REQUIRED TASK: Pick out the lines below with "tenere" and list them.

◆ ◆ ◆ ◆ ◆ ◆ ◆

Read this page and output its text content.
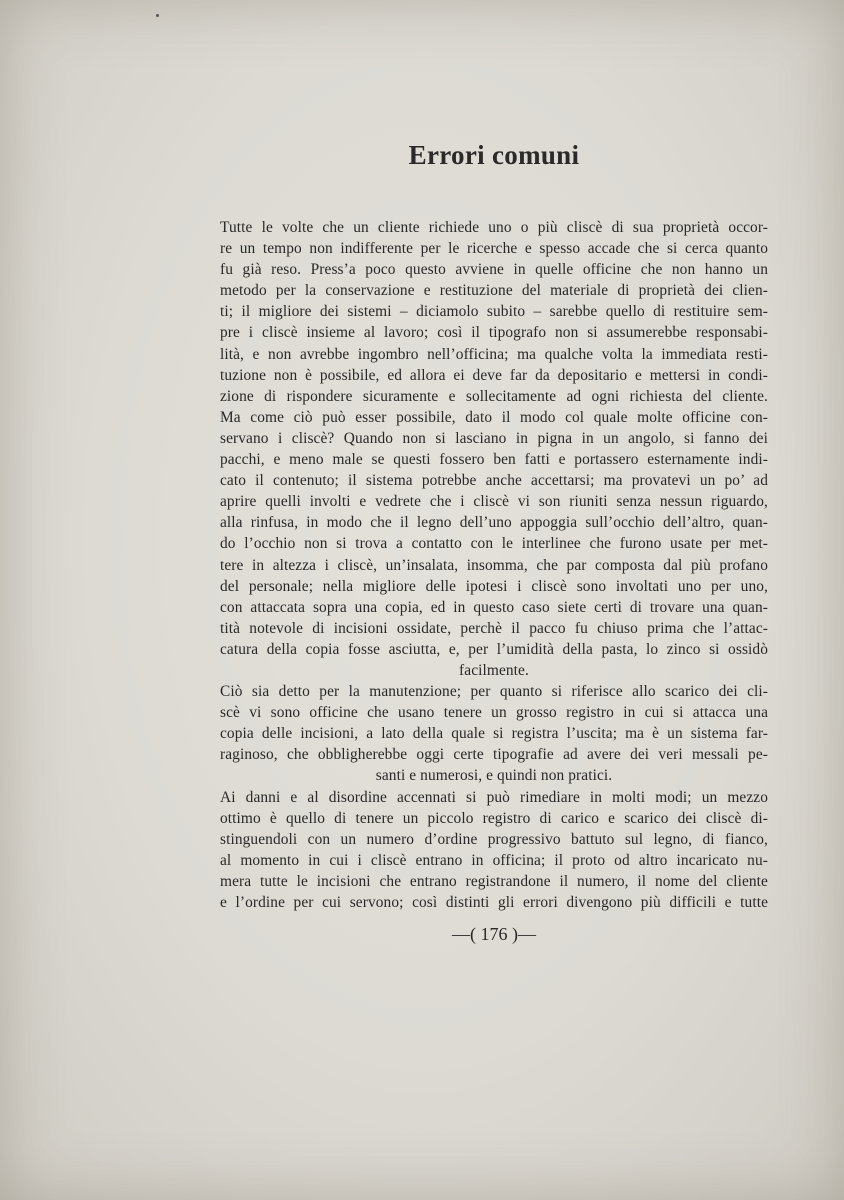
Errori comuni
Tutte le volte che un cliente richiede uno o più cliscè di sua proprietà occor-
re un tempo non indifferente per le ricerche e spesso accade che si cerca quanto
fu già reso. Press’a poco questo avviene in quelle officine che non hanno un
metodo per la conservazione e restituzione del materiale di proprietà dei clien-
ti; il migliore dei sistemi – diciamolo subito – sarebbe quello di restituire sem-
pre i cliscè insieme al lavoro; così il tipografo non si assumerebbe responsabi-
lità, e non avrebbe ingombro nell’officina; ma qualche volta la immediata resti-
tuzione non è possibile, ed allora ei deve far da depositario e mettersi in condi-
zione di rispondere sicuramente e sollecitamente ad ogni richiesta del cliente.
Ma come ciò può esser possibile, dato il modo col quale molte officine con-
servano i cliscè? Quando non si lasciano in pigna in un angolo, si fanno dei
pacchi, e meno male se questi fossero ben fatti e portassero esternamente indi-
cato il contenuto; il sistema potrebbe anche accettarsi; ma provatevi un po’ ad
aprire quelli involti e vedrete che i cliscè vi son riuniti senza nessun riguardo,
alla rinfusa, in modo che il legno dell’uno appoggia sull’occhio dell’altro, quan-
do l’occhio non si trova a contatto con le interlinee che furono usate per met-
tere in altezza i cliscè, un’insalata, insomma, che par composta dal più profano
del personale; nella migliore delle ipotesi i cliscè sono involtati uno per uno,
con attaccata sopra una copia, ed in questo caso siete certi di trovare una quan-
tità notevole di incisioni ossidate, perchè il pacco fu chiuso prima che l’attac-
catura della copia fosse asciutta, e, per l’umidità della pasta, lo zinco si ossidò
facilmente.
Ciò sia detto per la manutenzione; per quanto si riferisce allo scarico dei cli-
scè vi sono officine che usano tenere un grosso registro in cui si attacca una
copia delle incisioni, a lato della quale si registra l’uscita; ma è un sistema far-
raginoso, che obbligherebbe oggi certe tipografie ad avere dei veri messali pe-
santi e numerosi, e quindi non pratici.
Ai danni e al disordine accennati si può rimediare in molti modi; un mezzo
ottimo è quello di tenere un piccolo registro di carico e scarico dei cliscè di-
stinguendoli con un numero d’ordine progressivo battuto sul legno, di fianco,
al momento in cui i cliscè entrano in officina; il proto od altro incaricato nu-
mera tutte le incisioni che entrano registrandone il numero, il nome del cliente
e l’ordine per cui servono; così distinti gli errori divengono più difficili e tutte
—( 176 )—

◆ ◆ ◆ ◆ ◆ ◆ ◆

COMPLETE RESPONSE:
scè vi sono officine che usano tenere un grosso registro in cui si attacca una
ottimo è quello di tenere un piccolo registro di carico e scarico dei cliscè di-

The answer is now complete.